[START Text block]

Basic concepts of Automatic Speech Recognition

Read Time: 4 min

Speech is an integral part of communication. Importance of speech recognition has been increased over the years with advancement of technology. Through this tutorial, you will be able to get familiar with Automatics speech recognition system, necessity of such models, key terms, architecture of such systems and applications.

Table of Contents:

  • What is Automatic Speech Recognition?
  • Why is it desirable to study and research?
  • What are the challenges faced?
  • What are the key terms used for Speech Recognition?
  • How does Automatic Speech Recognition work?
  • Applications of Speech Recognition System
  • What can be improved more in this domain?
Let’s dive in!!

What is Automatic Speech Recognition?

Basically speech recognition refers to accurate translation of spoken utterances into text data i.e. words, sentences, syllables. This process is automated using various technologies like deep learning.

Necessity of automatic speech recognition

  • Speaking ability is primary way of communications for humans.
  • Speech is a form of communication that can be understood by anyone either literate or illiterate person.
  • Speech recognition can be very helpful to preserve endangered languages from local tribes or history.

Challenges faced

Speech recognition is such task where accuracy plays a very important role, otherwise there is no meaning of recognition.

[END Text block]

» **Aim of the task**: Can you give the speech recognition tutorial again, starting with "Speech is an" and going on through "Speech Recognition work?", changing "tutorial" to "guide"? Work only from the speech recognition tutorial.

[START Dataset content]

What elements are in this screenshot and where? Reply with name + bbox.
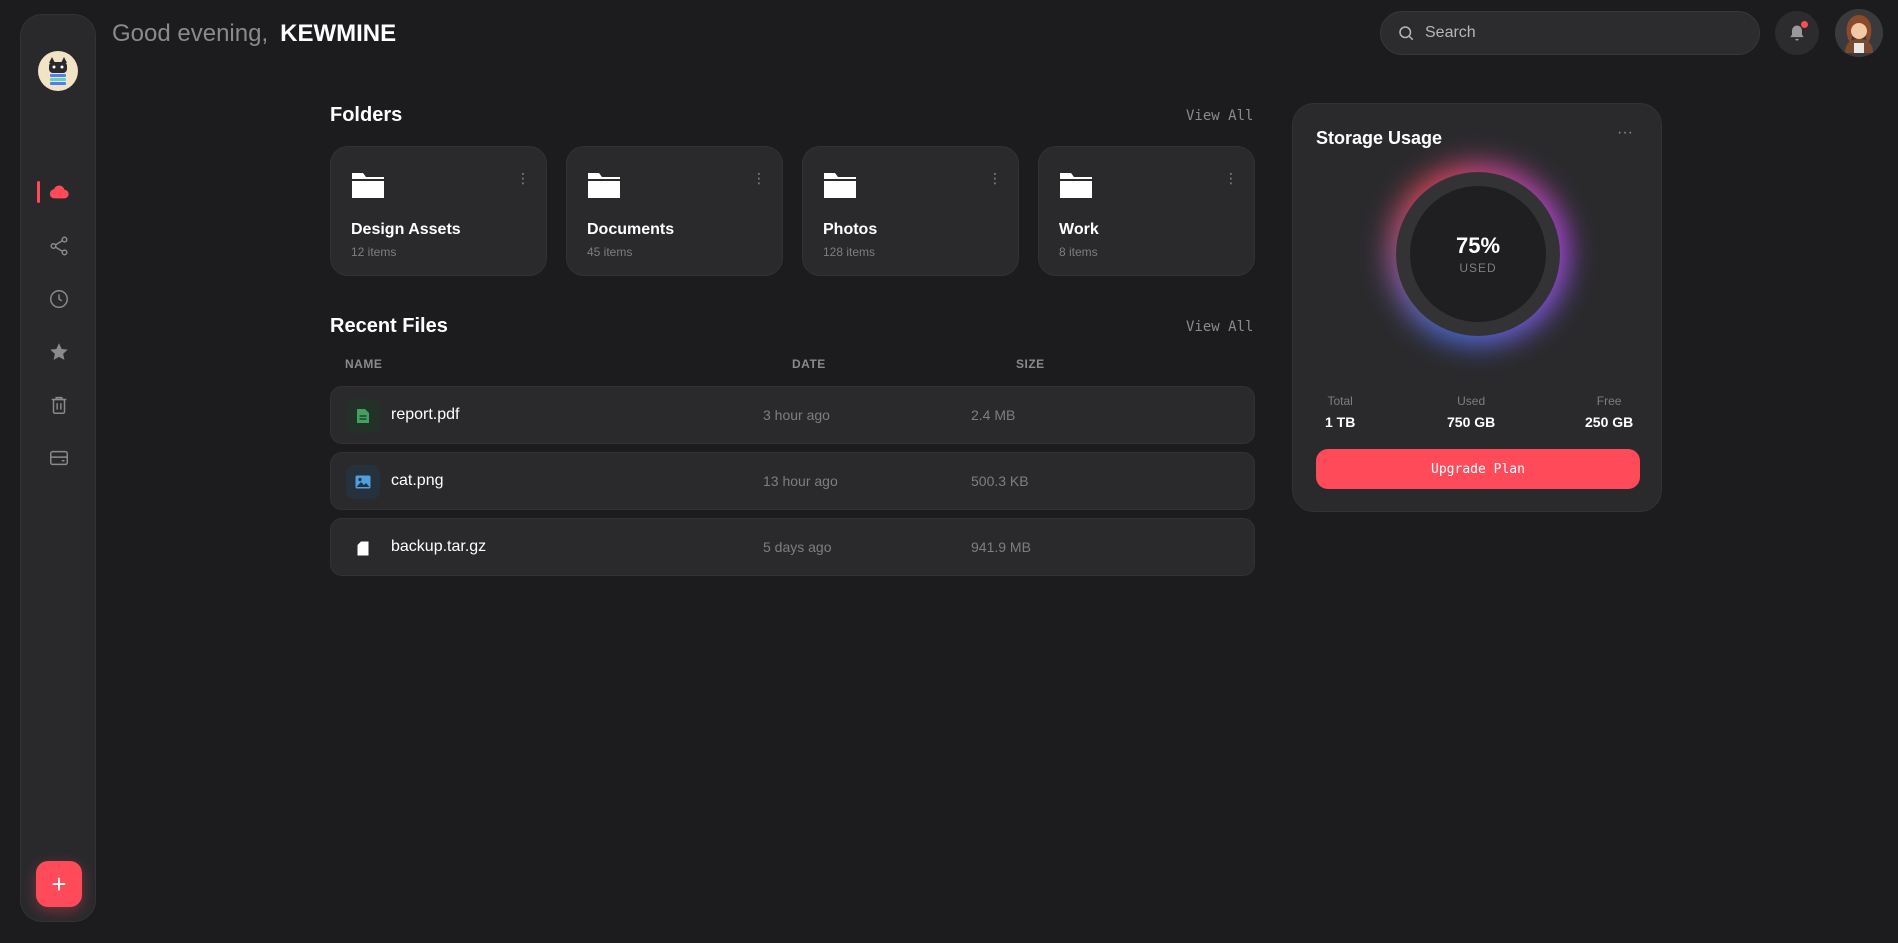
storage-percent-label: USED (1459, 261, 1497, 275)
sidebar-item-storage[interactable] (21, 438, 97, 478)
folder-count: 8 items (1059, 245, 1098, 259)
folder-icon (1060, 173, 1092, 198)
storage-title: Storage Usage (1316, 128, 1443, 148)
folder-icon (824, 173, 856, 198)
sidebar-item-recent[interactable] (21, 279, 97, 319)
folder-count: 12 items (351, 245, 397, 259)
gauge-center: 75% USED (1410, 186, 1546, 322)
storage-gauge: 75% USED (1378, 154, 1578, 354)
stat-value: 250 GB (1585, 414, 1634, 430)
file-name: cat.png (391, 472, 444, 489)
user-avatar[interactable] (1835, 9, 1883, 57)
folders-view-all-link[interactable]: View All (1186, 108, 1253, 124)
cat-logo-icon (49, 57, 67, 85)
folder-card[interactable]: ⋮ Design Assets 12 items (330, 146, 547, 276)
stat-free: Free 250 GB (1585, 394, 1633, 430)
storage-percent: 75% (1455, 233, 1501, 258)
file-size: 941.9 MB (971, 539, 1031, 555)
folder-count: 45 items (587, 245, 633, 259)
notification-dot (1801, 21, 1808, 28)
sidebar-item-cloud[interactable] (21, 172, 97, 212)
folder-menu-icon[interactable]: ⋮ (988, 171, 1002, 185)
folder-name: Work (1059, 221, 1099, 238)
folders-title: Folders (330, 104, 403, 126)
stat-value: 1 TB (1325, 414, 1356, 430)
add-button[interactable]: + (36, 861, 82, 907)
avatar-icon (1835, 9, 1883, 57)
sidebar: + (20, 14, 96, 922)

[END Dataset content]

» **Problem solution**:
Speech is an integral part of communication. Importance of speech recognition has been increased over the years with advancement of technology. Through this guide, you will be able to get familiar with Automatics speech recognition system, necessity of such models, key terms, architecture of such systems and applications.

Table of Contents:

  • What is Automatic Speech Recognition?
  • Why is it desirable to study and research?
  • What are the challenges faced?
  • What are the key terms used for Speech Recognition?
  • How does Automatic Speech Recognition work?